** START **

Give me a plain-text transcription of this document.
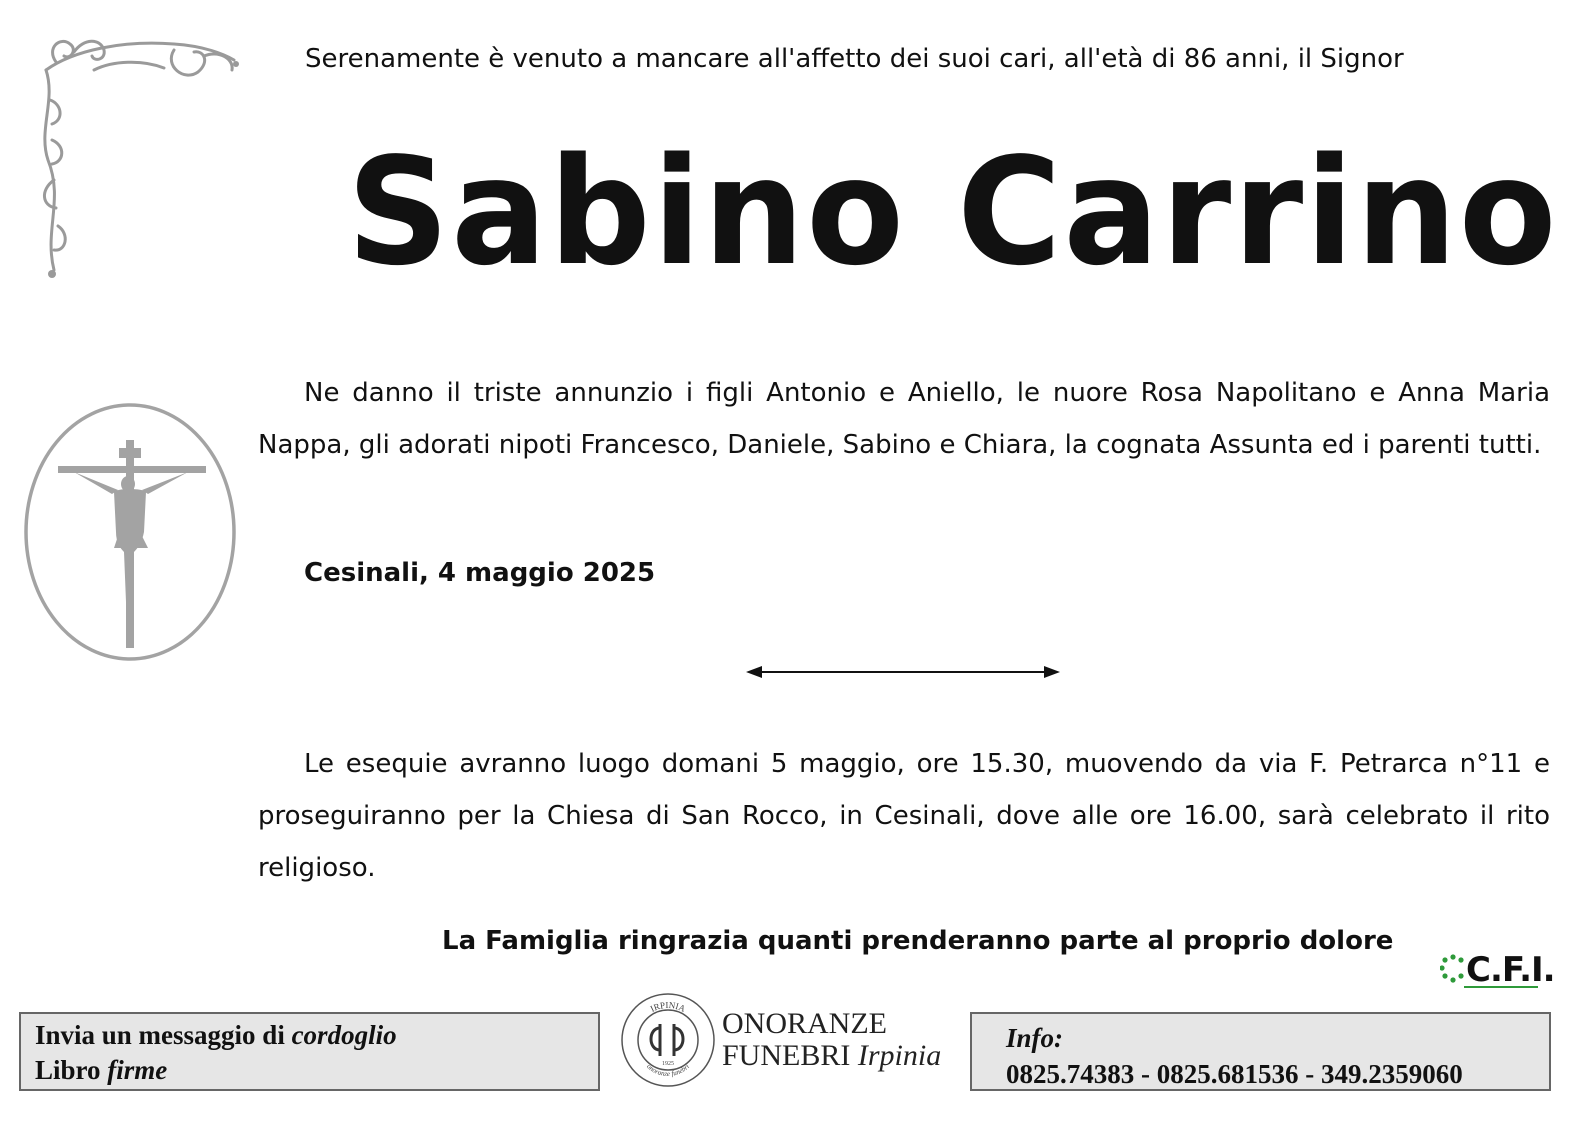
Serenamente è venuto a mancare all'affetto dei suoi cari, all'età di 86 anni, il Signor
Sabino Carrino
Ne danno il triste annunzio i figli Antonio e Aniello, le nuore Rosa Napolitano e Anna Maria Nappa, gli adorati nipoti Francesco, Daniele, Sabino e Chiara, la cognata Assunta ed i parenti tutti.
Cesinali, 4 maggio 2025
Le esequie avranno luogo domani 5 maggio, ore 15.30, muovendo da via F. Petrarca n°11 e proseguiranno per la Chiesa di San Rocco, in Cesinali, dove alle ore 16.00, sarà celebrato il rito religioso.
La Famiglia ringrazia quanti prenderanno parte al proprio dolore
C.F.I.
Invia un messaggio di cordoglio
Libro firme
IRPINIA
onoranze funebri
1925
ONORANZE
FUNEBRI Irpinia
Info:
0825.74383 - 0825.681536 - 349.2359060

** END **

▸ What to work on:
Write out the records above once more, word for word, with no pictures.

▸ Written answer:
Give me a plain-text transcription of this document.
Serenamente è venuto a mancare all'affetto dei suoi cari, all'età di 86 anni, il Signor
Sabino Carrino
Ne danno il triste annunzio i figli Antonio e Aniello, le nuore Rosa Napolitano e Anna Maria Nappa, gli adorati nipoti Francesco, Daniele, Sabino e Chiara, la cognata Assunta ed i parenti tutti.
Cesinali, 4 maggio 2025
Le esequie avranno luogo domani 5 maggio, ore 15.30, muovendo da via F. Petrarca n°11 e proseguiranno per la Chiesa di San Rocco, in Cesinali, dove alle ore 16.00, sarà celebrato il rito religioso.
La Famiglia ringrazia quanti prenderanno parte al proprio dolore
C.F.I.
Invia un messaggio di cordoglio
Libro firme
IRPINIA
onoranze funebri
1925
ONORANZE
FUNEBRI Irpinia
Info:
0825.74383 - 0825.681536 - 349.2359060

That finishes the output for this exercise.